• [Task to complete]: Restate exactly the lines below, from the one containing "Extract all readable text from this page." through the final line, and leave out the pictures.

• [Data]:
-.-.-

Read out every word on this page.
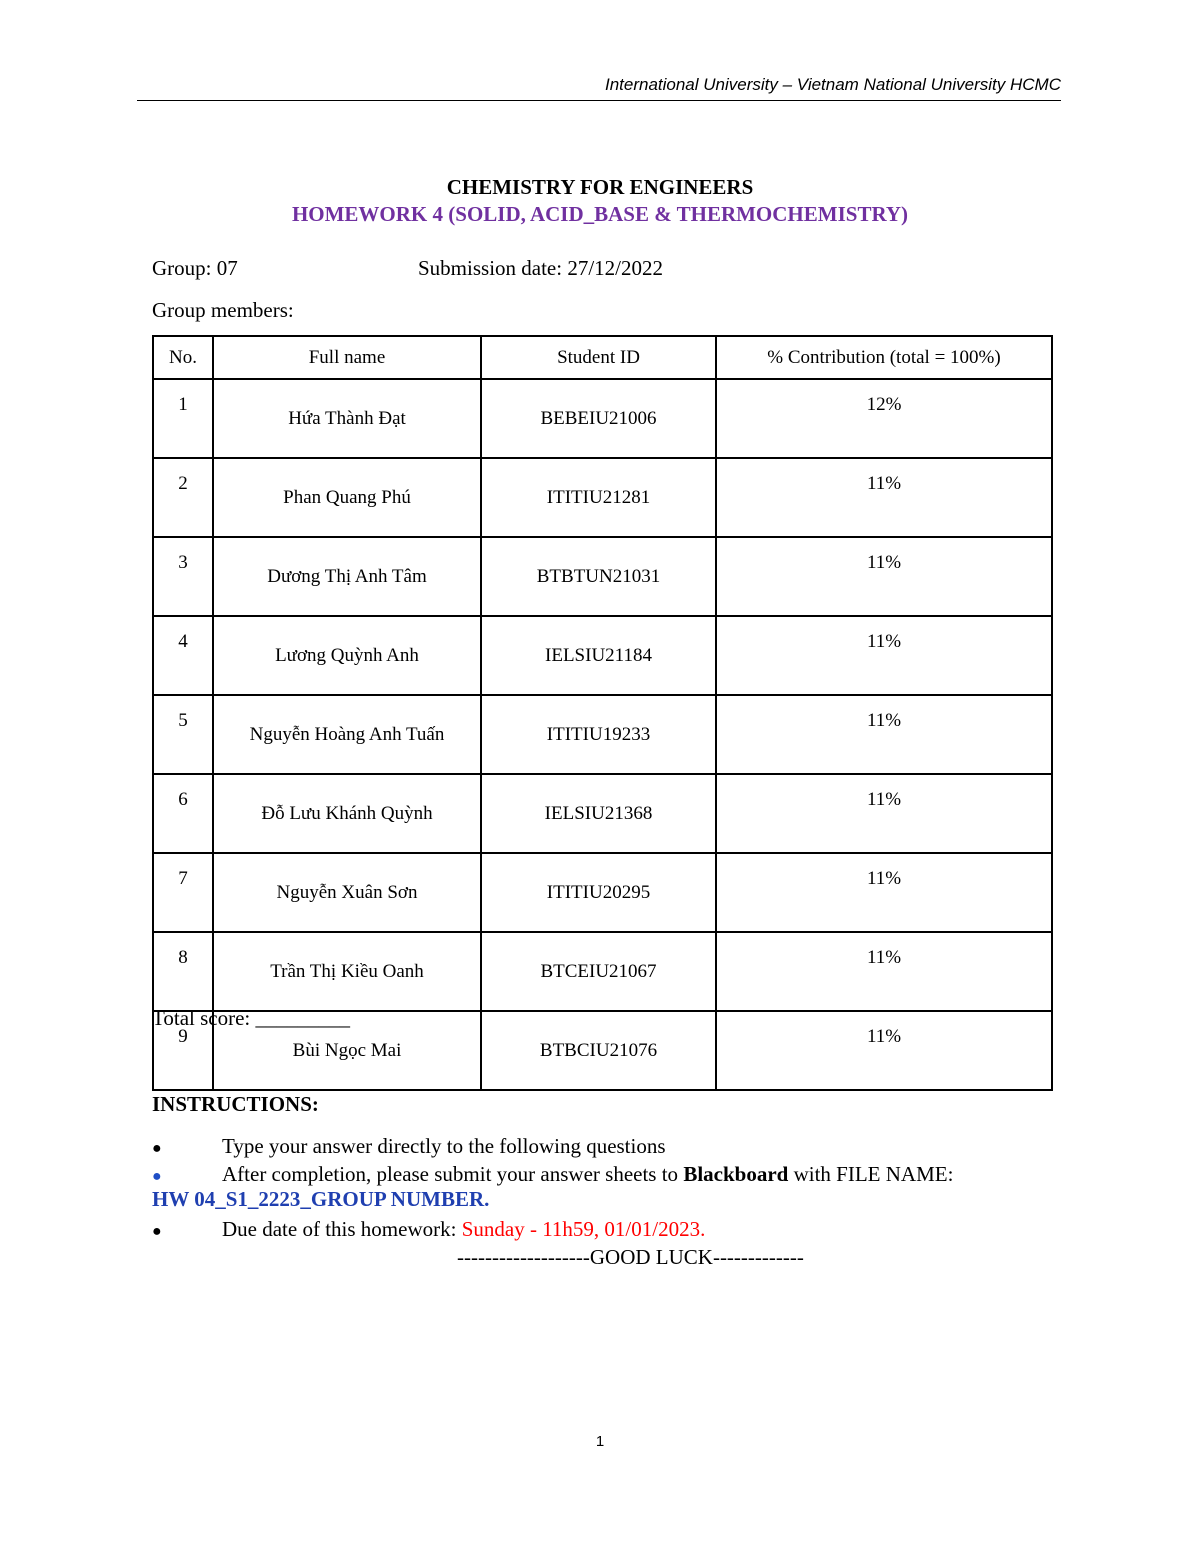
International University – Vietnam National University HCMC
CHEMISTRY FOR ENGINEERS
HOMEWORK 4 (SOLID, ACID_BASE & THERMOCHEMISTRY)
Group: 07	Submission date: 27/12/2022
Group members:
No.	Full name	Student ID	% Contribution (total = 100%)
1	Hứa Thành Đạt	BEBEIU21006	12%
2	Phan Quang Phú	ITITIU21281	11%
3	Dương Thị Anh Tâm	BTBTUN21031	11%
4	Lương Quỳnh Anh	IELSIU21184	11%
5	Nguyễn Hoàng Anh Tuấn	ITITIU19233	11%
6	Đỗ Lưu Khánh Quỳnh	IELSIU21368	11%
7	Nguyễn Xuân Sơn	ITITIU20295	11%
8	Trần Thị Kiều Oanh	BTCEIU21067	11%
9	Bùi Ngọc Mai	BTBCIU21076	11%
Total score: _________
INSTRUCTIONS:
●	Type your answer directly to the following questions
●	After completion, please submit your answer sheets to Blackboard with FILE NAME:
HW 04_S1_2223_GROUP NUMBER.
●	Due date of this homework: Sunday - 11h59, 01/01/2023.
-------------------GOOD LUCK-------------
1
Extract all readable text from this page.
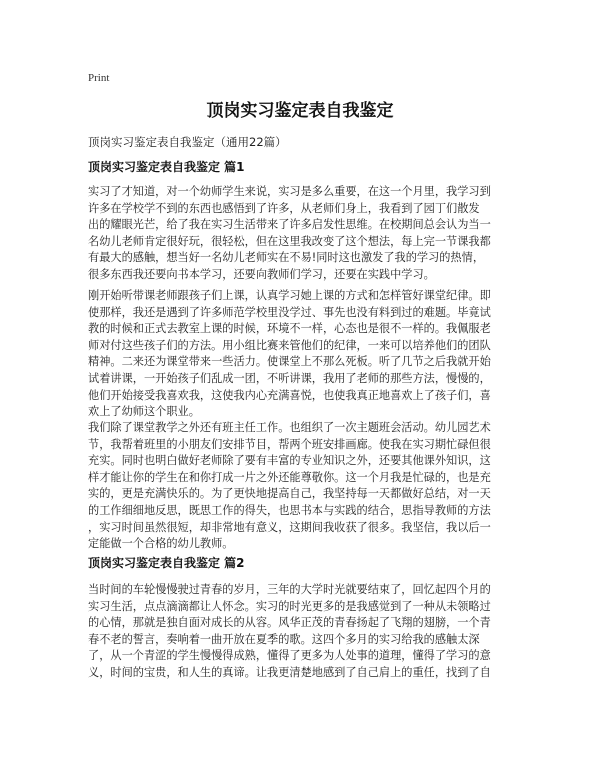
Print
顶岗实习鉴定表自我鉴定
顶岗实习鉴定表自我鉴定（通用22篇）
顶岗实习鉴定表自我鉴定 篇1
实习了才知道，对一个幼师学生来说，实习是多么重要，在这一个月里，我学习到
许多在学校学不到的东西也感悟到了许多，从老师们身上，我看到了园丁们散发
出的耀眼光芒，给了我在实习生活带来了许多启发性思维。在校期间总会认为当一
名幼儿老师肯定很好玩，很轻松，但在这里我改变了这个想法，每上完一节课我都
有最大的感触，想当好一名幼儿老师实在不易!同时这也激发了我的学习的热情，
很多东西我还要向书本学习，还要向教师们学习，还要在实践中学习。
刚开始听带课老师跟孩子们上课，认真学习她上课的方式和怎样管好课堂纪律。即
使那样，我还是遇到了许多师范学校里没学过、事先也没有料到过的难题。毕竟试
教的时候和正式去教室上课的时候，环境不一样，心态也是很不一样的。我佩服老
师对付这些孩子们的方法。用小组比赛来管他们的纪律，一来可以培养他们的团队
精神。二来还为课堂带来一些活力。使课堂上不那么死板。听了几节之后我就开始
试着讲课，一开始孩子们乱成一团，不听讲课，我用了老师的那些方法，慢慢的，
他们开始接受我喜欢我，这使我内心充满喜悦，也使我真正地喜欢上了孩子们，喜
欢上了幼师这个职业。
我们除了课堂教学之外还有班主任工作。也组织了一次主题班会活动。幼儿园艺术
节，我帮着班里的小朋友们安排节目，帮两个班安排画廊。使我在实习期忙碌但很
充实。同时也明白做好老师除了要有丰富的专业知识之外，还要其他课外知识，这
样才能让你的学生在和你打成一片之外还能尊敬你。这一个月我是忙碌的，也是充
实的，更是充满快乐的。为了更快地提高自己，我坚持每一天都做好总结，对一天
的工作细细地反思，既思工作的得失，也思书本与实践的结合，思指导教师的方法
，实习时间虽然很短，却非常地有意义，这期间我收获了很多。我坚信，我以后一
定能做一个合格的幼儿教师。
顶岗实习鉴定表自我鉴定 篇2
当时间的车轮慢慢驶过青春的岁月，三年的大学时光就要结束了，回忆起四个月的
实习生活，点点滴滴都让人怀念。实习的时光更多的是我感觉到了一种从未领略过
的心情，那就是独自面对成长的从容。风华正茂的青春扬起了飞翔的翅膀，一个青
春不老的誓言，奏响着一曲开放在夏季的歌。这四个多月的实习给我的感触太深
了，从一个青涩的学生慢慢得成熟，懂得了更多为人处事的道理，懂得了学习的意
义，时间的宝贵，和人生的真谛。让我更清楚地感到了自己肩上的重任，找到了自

-.-.-

• [The solution]:
Extract all readable text from this page.
Print
顶岗实习鉴定表自我鉴定
顶岗实习鉴定表自我鉴定（通用22篇）
顶岗实习鉴定表自我鉴定 篇1
实习了才知道，对一个幼师学生来说，实习是多么重要，在这一个月里，我学习到
许多在学校学不到的东西也感悟到了许多，从老师们身上，我看到了园丁们散发
出的耀眼光芒，给了我在实习生活带来了许多启发性思维。在校期间总会认为当一
名幼儿老师肯定很好玩，很轻松，但在这里我改变了这个想法，每上完一节课我都
有最大的感触，想当好一名幼儿老师实在不易!同时这也激发了我的学习的热情，
很多东西我还要向书本学习，还要向教师们学习，还要在实践中学习。
刚开始听带课老师跟孩子们上课，认真学习她上课的方式和怎样管好课堂纪律。即
使那样，我还是遇到了许多师范学校里没学过、事先也没有料到过的难题。毕竟试
教的时候和正式去教室上课的时候，环境不一样，心态也是很不一样的。我佩服老
师对付这些孩子们的方法。用小组比赛来管他们的纪律，一来可以培养他们的团队
精神。二来还为课堂带来一些活力。使课堂上不那么死板。听了几节之后我就开始
试着讲课，一开始孩子们乱成一团，不听讲课，我用了老师的那些方法，慢慢的，
他们开始接受我喜欢我，这使我内心充满喜悦，也使我真正地喜欢上了孩子们，喜
欢上了幼师这个职业。
我们除了课堂教学之外还有班主任工作。也组织了一次主题班会活动。幼儿园艺术
节，我帮着班里的小朋友们安排节目，帮两个班安排画廊。使我在实习期忙碌但很
充实。同时也明白做好老师除了要有丰富的专业知识之外，还要其他课外知识，这
样才能让你的学生在和你打成一片之外还能尊敬你。这一个月我是忙碌的，也是充
实的，更是充满快乐的。为了更快地提高自己，我坚持每一天都做好总结，对一天
的工作细细地反思，既思工作的得失，也思书本与实践的结合，思指导教师的方法
，实习时间虽然很短，却非常地有意义，这期间我收获了很多。我坚信，我以后一
定能做一个合格的幼儿教师。
顶岗实习鉴定表自我鉴定 篇2
当时间的车轮慢慢驶过青春的岁月，三年的大学时光就要结束了，回忆起四个月的
实习生活，点点滴滴都让人怀念。实习的时光更多的是我感觉到了一种从未领略过
的心情，那就是独自面对成长的从容。风华正茂的青春扬起了飞翔的翅膀，一个青
春不老的誓言，奏响着一曲开放在夏季的歌。这四个多月的实习给我的感触太深
了，从一个青涩的学生慢慢得成熟，懂得了更多为人处事的道理，懂得了学习的意
义，时间的宝贵，和人生的真谛。让我更清楚地感到了自己肩上的重任，找到了自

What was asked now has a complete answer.